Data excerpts

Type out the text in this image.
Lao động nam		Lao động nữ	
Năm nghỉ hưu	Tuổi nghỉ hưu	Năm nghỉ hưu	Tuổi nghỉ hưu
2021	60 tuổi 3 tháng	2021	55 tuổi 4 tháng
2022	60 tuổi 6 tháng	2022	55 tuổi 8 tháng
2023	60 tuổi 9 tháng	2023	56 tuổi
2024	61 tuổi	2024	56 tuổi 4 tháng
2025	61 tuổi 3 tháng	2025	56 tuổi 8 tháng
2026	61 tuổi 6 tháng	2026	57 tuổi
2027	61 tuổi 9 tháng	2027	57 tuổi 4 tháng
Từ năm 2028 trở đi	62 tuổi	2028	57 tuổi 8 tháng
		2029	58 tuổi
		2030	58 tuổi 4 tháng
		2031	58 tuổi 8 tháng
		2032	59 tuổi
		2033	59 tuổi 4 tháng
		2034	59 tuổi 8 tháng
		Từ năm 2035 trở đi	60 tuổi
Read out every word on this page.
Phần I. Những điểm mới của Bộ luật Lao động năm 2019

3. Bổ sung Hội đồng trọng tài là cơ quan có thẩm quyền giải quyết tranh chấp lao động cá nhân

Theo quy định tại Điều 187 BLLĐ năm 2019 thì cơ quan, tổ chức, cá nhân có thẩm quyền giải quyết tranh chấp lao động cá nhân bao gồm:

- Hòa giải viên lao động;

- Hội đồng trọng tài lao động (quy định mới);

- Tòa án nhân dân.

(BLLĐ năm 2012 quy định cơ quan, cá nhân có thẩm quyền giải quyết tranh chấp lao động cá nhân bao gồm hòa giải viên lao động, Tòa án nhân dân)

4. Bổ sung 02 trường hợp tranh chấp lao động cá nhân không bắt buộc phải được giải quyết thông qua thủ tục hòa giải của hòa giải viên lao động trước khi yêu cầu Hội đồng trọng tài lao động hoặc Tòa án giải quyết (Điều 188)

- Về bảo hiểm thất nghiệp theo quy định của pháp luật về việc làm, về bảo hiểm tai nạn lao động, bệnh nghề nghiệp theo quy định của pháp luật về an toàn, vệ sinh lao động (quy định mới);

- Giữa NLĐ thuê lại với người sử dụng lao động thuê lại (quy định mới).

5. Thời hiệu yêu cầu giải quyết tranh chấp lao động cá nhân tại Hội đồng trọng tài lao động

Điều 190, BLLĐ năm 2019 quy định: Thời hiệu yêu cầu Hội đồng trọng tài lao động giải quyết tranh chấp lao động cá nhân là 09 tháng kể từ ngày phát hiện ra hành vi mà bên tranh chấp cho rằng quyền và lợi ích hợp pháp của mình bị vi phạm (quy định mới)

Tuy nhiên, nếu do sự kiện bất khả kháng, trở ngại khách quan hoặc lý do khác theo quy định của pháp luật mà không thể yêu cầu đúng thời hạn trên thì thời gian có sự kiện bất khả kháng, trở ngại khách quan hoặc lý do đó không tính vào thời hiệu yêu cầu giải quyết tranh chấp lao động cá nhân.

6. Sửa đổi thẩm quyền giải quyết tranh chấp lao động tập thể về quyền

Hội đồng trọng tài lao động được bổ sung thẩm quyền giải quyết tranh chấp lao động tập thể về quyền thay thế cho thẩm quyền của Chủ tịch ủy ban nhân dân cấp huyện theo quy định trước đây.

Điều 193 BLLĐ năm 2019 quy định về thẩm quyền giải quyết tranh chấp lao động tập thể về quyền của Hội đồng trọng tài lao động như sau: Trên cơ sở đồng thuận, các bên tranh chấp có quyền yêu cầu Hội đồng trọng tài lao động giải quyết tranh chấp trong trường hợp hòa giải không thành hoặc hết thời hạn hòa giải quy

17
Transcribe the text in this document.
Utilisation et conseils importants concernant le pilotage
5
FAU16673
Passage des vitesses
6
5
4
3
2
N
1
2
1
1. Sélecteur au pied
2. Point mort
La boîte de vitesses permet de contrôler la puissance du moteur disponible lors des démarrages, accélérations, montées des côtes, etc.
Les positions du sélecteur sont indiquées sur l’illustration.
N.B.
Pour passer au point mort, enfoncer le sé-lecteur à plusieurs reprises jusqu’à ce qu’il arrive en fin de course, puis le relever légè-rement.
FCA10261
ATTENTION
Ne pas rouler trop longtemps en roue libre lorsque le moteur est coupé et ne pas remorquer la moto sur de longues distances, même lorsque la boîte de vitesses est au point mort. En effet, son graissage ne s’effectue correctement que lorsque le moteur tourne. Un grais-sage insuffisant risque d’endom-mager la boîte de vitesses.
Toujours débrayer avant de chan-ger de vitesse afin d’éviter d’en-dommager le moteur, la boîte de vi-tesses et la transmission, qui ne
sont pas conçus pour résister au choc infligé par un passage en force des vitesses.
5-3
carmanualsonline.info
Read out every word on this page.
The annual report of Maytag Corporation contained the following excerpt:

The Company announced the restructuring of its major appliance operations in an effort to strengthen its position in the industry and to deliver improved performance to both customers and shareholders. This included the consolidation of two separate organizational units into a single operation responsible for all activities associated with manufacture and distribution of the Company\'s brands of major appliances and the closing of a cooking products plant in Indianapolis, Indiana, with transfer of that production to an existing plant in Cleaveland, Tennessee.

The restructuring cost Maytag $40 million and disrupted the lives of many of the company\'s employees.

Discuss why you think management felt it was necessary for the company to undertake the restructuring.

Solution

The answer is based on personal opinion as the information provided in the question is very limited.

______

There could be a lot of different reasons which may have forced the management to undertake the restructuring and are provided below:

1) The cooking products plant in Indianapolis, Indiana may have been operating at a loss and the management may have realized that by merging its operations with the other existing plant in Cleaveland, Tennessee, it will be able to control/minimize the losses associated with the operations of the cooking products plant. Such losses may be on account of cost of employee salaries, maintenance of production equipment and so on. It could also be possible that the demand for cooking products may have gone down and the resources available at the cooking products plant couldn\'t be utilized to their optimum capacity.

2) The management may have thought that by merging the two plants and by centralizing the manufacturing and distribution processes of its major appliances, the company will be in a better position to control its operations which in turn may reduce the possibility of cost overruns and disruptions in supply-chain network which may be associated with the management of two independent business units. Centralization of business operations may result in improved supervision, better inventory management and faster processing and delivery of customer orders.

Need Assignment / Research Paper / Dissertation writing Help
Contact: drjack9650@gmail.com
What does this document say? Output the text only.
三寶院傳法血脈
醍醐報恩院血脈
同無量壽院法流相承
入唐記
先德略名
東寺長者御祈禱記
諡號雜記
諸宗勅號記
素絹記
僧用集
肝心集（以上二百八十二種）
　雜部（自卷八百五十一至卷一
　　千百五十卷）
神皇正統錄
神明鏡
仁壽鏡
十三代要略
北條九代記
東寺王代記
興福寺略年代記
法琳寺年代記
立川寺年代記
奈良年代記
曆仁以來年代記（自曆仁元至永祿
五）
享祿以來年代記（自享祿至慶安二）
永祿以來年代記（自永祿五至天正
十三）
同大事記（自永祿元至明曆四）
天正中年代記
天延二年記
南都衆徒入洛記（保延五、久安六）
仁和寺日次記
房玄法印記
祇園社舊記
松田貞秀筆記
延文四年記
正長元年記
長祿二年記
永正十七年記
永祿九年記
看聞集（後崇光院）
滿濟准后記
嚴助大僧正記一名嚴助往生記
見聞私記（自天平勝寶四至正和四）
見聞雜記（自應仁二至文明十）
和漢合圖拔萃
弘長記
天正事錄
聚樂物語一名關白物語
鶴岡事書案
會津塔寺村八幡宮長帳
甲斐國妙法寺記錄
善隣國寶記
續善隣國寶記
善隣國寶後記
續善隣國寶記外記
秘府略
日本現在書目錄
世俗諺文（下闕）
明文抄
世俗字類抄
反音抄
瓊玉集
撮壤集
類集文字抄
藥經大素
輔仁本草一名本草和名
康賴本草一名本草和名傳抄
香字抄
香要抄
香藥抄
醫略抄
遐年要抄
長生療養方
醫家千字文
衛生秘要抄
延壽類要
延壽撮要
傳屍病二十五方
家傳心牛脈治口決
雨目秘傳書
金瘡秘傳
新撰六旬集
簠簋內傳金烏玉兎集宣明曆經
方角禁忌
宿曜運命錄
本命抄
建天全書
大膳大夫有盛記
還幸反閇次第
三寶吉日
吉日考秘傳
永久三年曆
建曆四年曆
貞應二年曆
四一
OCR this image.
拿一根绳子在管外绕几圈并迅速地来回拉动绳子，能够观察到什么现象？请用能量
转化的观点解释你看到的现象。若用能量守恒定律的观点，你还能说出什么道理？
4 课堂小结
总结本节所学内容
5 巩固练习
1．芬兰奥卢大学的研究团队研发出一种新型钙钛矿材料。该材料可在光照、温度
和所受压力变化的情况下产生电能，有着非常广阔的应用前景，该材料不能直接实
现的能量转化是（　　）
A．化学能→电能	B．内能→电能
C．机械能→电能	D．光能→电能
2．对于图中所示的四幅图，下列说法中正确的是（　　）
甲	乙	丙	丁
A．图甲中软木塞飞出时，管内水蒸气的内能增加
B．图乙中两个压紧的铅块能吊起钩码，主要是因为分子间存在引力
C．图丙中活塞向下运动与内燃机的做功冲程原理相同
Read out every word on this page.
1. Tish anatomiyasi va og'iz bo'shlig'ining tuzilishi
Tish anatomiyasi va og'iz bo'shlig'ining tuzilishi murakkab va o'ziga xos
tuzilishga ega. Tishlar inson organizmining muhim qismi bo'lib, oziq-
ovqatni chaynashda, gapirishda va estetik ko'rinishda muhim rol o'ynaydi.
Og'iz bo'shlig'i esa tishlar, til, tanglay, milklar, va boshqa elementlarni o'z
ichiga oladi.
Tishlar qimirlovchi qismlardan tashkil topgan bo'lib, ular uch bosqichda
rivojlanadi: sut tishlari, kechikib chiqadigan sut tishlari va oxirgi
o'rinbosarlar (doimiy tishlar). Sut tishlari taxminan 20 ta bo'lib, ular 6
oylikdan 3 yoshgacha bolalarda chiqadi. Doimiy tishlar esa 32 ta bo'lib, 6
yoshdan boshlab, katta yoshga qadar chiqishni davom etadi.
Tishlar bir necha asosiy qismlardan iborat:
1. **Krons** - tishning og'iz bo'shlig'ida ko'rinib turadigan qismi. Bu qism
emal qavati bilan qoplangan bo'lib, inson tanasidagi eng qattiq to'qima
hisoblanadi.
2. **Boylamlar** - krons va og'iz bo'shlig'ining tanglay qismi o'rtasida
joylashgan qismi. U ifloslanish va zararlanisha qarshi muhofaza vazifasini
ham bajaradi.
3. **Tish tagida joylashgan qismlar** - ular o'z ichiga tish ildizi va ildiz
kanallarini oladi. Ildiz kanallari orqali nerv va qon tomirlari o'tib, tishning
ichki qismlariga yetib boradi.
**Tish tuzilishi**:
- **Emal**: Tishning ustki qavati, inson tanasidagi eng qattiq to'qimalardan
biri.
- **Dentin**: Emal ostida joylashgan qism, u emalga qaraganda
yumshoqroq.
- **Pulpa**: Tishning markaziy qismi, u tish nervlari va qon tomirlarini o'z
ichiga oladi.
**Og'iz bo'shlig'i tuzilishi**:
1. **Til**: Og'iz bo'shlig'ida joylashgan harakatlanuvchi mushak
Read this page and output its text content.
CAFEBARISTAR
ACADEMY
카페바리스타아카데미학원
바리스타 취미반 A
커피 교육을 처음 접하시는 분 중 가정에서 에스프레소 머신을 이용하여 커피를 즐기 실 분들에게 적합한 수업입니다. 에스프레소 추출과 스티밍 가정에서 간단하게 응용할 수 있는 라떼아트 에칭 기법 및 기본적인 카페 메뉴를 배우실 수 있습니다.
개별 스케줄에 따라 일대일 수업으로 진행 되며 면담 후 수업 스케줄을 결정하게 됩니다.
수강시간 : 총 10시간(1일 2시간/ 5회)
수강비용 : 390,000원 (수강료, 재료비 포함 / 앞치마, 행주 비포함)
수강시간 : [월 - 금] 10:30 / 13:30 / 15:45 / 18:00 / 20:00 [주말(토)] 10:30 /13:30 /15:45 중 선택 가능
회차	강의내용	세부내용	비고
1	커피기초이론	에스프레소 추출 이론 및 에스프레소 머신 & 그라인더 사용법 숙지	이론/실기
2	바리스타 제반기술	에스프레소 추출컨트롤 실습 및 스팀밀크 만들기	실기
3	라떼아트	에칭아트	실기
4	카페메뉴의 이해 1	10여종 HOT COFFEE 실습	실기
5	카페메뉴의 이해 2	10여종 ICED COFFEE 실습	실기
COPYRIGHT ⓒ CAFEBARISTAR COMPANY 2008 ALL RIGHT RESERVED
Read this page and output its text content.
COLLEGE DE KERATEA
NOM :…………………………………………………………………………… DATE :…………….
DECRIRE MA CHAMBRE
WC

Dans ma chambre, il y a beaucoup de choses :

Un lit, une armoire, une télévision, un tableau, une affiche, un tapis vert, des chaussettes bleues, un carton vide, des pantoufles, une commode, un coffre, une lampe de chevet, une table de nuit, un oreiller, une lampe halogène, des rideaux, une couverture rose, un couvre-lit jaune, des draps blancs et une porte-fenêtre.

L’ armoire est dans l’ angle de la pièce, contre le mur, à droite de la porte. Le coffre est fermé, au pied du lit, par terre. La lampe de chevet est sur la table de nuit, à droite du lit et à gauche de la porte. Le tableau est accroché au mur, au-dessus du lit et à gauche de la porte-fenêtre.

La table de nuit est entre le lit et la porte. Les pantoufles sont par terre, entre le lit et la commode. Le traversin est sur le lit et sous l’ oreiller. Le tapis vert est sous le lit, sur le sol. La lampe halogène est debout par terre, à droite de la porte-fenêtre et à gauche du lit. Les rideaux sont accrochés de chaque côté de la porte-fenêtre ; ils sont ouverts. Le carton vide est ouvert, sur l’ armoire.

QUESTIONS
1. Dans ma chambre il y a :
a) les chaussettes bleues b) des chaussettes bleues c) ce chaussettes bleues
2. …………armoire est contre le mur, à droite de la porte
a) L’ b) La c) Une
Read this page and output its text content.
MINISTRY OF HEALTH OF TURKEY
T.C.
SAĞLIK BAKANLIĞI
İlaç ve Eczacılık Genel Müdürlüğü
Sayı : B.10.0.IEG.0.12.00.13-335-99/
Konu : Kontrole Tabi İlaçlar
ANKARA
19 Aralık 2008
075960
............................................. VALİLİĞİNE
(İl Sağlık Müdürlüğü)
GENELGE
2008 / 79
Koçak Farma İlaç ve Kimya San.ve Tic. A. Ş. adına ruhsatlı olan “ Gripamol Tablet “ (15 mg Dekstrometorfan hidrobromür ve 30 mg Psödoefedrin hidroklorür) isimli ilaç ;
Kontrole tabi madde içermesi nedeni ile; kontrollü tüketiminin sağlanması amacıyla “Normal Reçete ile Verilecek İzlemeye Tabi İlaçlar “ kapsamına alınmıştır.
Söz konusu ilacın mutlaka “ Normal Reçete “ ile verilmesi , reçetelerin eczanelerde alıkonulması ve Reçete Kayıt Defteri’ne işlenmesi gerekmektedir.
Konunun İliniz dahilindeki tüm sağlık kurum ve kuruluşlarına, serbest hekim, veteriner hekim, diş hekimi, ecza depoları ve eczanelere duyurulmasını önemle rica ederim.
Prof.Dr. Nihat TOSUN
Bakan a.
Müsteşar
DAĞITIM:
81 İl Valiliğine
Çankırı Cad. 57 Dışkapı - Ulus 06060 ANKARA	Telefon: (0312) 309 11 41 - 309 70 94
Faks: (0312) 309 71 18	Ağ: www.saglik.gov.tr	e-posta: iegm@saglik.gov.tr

*Aim*. Using the entries above, state how many lines include the word "viên", with no other words.

*Reply*. 3